■ Direction
Omit every picture and output the rest of the records exactly as they are.
==*==
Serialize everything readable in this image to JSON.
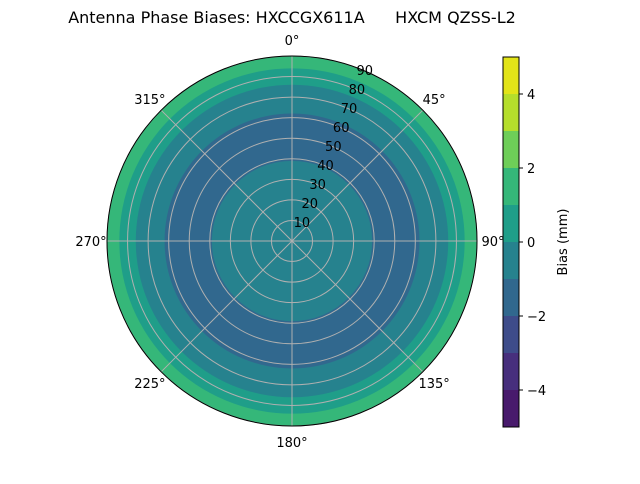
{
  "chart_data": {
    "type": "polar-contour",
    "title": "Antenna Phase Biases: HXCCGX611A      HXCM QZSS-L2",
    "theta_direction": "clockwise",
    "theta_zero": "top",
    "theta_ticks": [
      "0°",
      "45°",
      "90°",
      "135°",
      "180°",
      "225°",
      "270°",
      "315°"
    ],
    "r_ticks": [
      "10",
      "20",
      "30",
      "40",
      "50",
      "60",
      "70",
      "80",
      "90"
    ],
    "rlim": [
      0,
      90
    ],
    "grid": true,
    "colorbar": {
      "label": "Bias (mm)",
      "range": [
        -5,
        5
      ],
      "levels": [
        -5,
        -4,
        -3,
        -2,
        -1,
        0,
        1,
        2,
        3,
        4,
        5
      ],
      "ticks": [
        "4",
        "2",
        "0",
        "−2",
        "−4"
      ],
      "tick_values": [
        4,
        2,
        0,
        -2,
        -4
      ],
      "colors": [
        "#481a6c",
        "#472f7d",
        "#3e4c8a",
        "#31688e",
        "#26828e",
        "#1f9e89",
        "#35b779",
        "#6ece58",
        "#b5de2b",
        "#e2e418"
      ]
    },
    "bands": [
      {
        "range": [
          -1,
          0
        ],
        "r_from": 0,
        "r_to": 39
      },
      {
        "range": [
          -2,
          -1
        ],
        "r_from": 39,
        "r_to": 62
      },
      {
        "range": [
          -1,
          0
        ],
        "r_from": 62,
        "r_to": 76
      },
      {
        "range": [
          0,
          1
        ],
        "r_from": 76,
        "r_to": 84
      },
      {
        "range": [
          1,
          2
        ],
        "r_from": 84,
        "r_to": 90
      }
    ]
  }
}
==*==
■ Result of this task
Serialize everything readable in this image to JSON.
{
  "chart_data": {
    "type": "polar-contour",
    "title": "Antenna Phase Biases: HXCCGX611A      HXCM QZSS-L2",
    "theta_direction": "clockwise",
    "theta_zero": "top",
    "theta_ticks": [
      "0°",
      "45°",
      "90°",
      "135°",
      "180°",
      "225°",
      "270°",
      "315°"
    ],
    "r_ticks": [
      "10",
      "20",
      "30",
      "40",
      "50",
      "60",
      "70",
      "80",
      "90"
    ],
    "rlim": [
      0,
      90
    ],
    "grid": true,
    "colorbar": {
      "label": "Bias (mm)",
      "range": [
        -5,
        5
      ],
      "levels": [
        -5,
        -4,
        -3,
        -2,
        -1,
        0,
        1,
        2,
        3,
        4,
        5
      ],
      "ticks": [
        "4",
        "2",
        "0",
        "−2",
        "−4"
      ],
      "tick_values": [
        4,
        2,
        0,
        -2,
        -4
      ],
      "colors": [
        "#481a6c",
        "#472f7d",
        "#3e4c8a",
        "#31688e",
        "#26828e",
        "#1f9e89",
        "#35b779",
        "#6ece58",
        "#b5de2b",
        "#e2e418"
      ]
    },
    "bands": [
      {
        "range": [
          -1,
          0
        ],
        "r_from": 0,
        "r_to": 39
      },
      {
        "range": [
          -2,
          -1
        ],
        "r_from": 39,
        "r_to": 62
      },
      {
        "range": [
          -1,
          0
        ],
        "r_from": 62,
        "r_to": 76
      },
      {
        "range": [
          0,
          1
        ],
        "r_from": 76,
        "r_to": 84
      },
      {
        "range": [
          1,
          2
        ],
        "r_from": 84,
        "r_to": 90
      }
    ]
  }
}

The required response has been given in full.